> Exercise brief:
Out of all the lines below, count those with the word "Karen". Give the number only.

(Data listing)
►
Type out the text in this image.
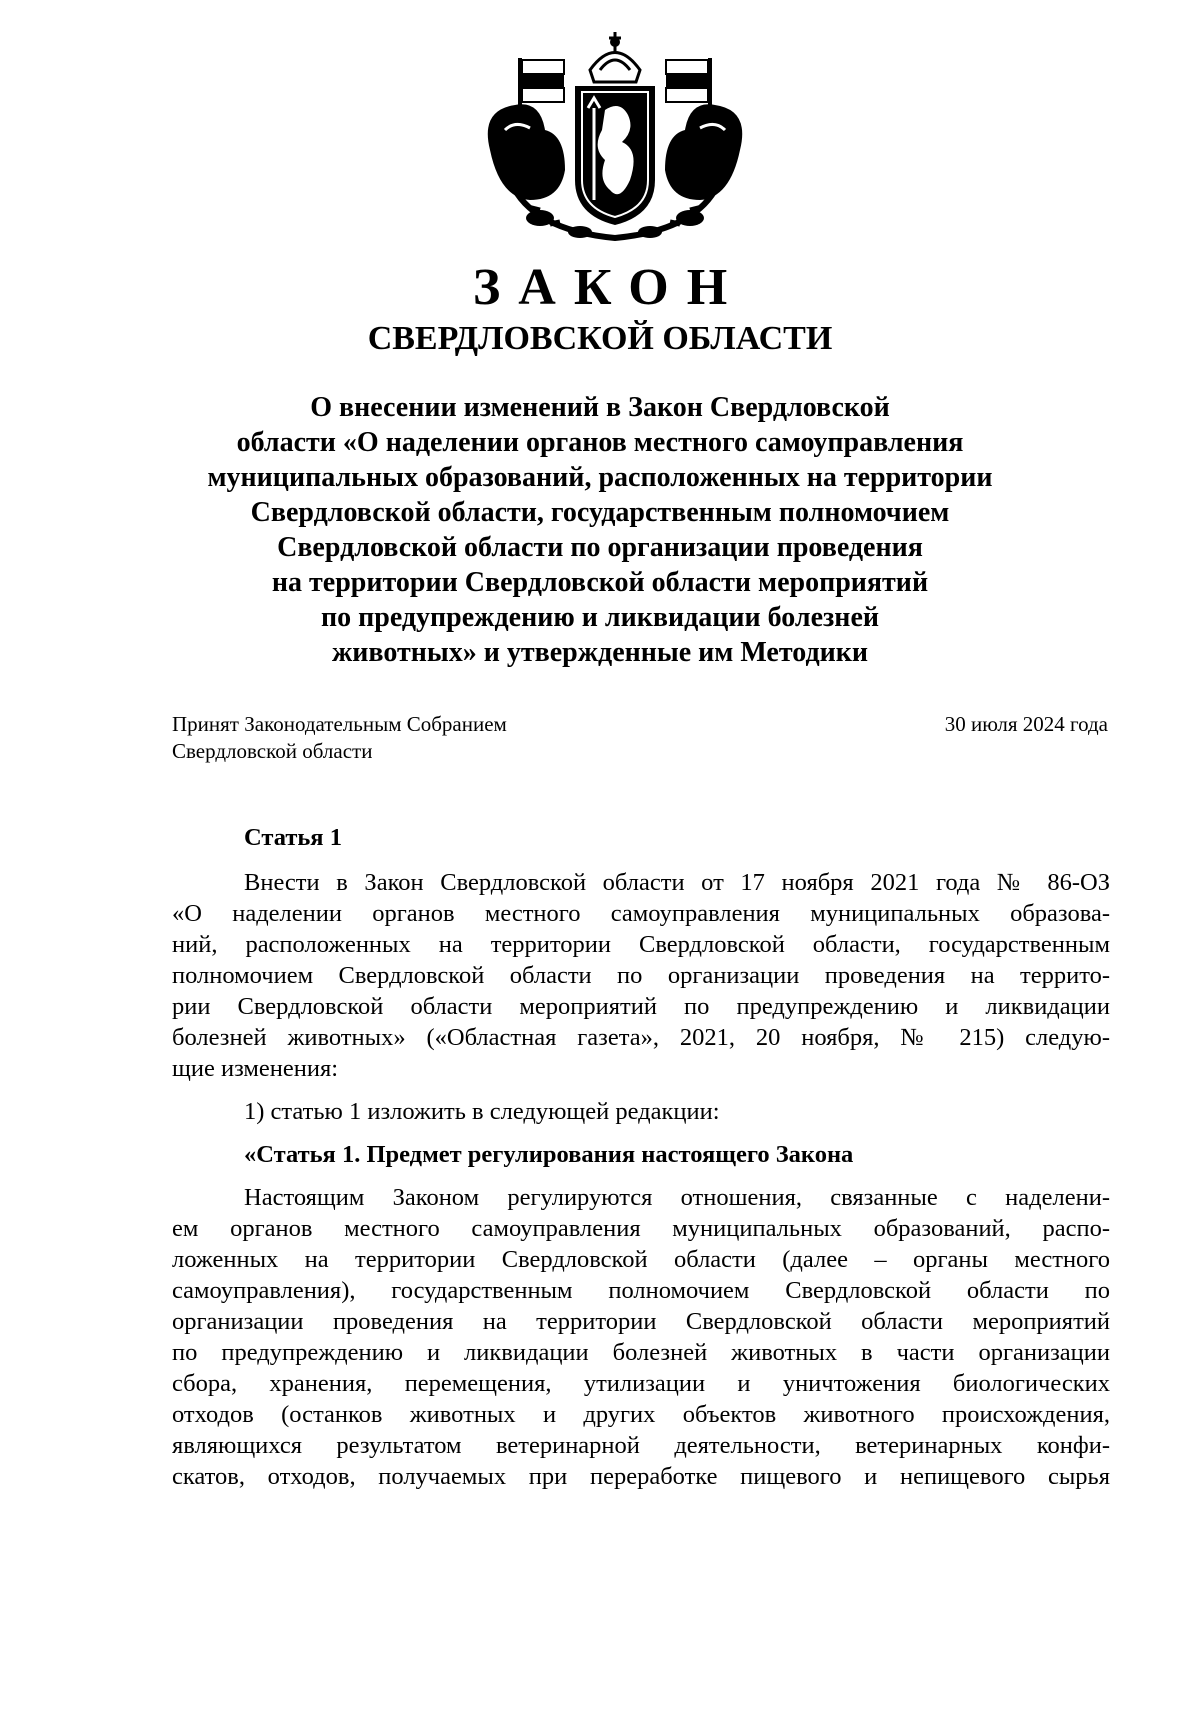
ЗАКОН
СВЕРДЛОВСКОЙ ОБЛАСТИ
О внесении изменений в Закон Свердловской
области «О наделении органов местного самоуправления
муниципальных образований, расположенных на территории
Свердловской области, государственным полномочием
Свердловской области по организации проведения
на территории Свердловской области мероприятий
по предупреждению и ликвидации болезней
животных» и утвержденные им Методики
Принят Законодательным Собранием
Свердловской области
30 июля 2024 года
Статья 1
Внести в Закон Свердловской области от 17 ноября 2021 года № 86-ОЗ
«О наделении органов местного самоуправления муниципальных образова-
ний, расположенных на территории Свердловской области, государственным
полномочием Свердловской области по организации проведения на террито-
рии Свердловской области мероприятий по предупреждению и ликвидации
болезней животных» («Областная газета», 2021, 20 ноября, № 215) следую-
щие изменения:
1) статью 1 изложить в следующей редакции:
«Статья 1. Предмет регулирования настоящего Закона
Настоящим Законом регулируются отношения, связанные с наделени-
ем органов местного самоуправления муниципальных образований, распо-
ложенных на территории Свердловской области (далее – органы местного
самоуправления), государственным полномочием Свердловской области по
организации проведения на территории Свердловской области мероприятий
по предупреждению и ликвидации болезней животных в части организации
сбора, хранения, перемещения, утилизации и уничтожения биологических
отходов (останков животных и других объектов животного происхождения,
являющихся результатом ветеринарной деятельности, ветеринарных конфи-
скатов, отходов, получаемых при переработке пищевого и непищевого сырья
◄
►
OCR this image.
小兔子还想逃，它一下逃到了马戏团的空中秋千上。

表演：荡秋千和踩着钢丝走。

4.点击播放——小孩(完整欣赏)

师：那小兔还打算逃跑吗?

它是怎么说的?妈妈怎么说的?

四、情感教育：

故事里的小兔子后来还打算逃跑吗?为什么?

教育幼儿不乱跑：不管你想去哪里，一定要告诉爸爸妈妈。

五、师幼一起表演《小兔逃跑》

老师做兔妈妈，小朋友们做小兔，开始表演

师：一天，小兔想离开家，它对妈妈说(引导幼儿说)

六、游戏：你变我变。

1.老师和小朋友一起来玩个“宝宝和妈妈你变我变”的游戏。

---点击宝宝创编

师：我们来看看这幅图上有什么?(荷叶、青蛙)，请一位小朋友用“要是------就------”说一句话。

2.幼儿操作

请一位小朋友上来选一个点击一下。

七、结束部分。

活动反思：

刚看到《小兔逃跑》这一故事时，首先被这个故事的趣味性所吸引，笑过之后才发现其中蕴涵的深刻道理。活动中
◄
►
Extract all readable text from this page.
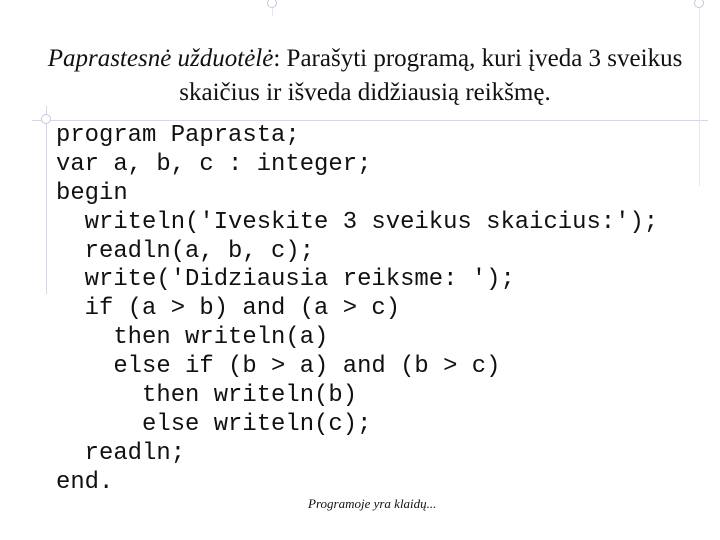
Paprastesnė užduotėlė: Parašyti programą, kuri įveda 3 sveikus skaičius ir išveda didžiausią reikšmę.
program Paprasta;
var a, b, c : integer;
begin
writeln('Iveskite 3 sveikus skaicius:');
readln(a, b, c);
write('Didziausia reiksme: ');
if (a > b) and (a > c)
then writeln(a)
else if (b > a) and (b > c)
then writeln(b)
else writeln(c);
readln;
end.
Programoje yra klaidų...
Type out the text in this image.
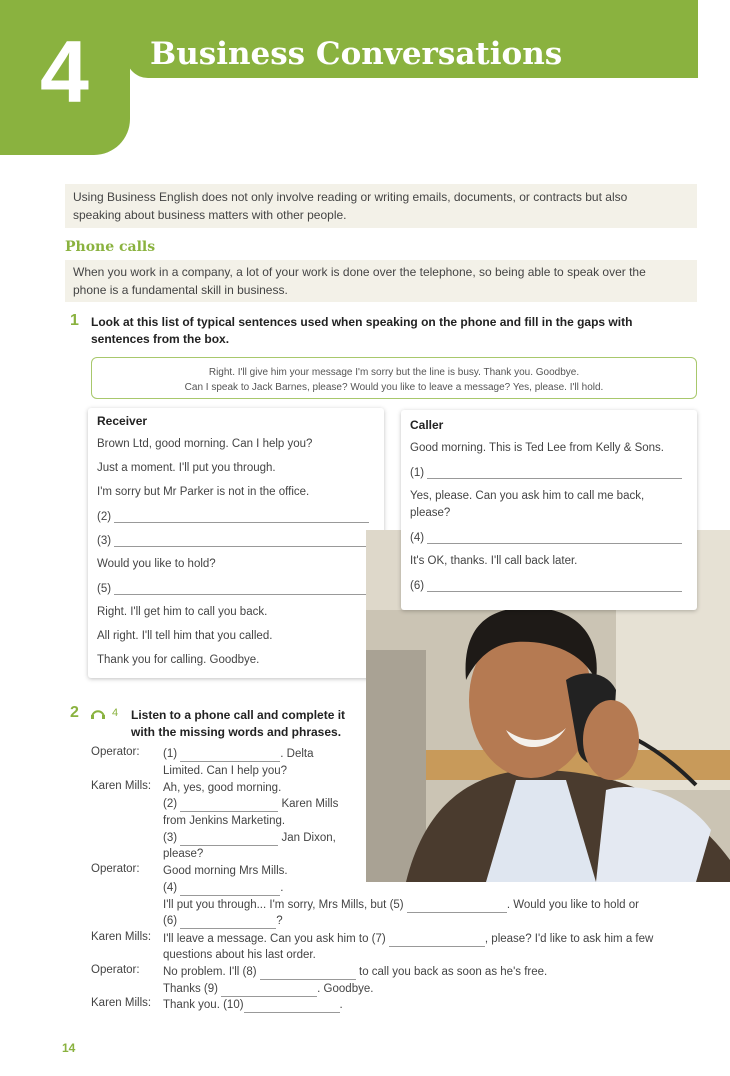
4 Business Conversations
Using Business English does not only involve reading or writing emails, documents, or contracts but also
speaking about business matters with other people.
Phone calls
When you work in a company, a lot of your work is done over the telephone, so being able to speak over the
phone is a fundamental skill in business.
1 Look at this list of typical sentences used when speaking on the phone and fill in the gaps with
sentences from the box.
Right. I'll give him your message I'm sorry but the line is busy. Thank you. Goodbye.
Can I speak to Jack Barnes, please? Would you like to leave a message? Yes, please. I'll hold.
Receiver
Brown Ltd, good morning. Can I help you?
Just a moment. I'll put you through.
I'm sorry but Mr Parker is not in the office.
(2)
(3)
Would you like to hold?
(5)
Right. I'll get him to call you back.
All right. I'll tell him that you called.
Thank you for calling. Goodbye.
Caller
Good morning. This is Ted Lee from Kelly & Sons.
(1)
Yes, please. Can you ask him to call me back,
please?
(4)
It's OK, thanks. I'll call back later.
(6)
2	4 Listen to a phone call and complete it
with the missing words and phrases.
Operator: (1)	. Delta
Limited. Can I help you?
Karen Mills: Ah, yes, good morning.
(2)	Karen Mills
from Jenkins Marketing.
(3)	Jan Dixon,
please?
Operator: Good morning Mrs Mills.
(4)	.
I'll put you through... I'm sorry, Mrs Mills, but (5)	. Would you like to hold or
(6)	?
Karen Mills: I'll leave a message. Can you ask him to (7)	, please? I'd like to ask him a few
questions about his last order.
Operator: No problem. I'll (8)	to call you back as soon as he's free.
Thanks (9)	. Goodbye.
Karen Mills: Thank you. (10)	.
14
◄
> Final answer:
4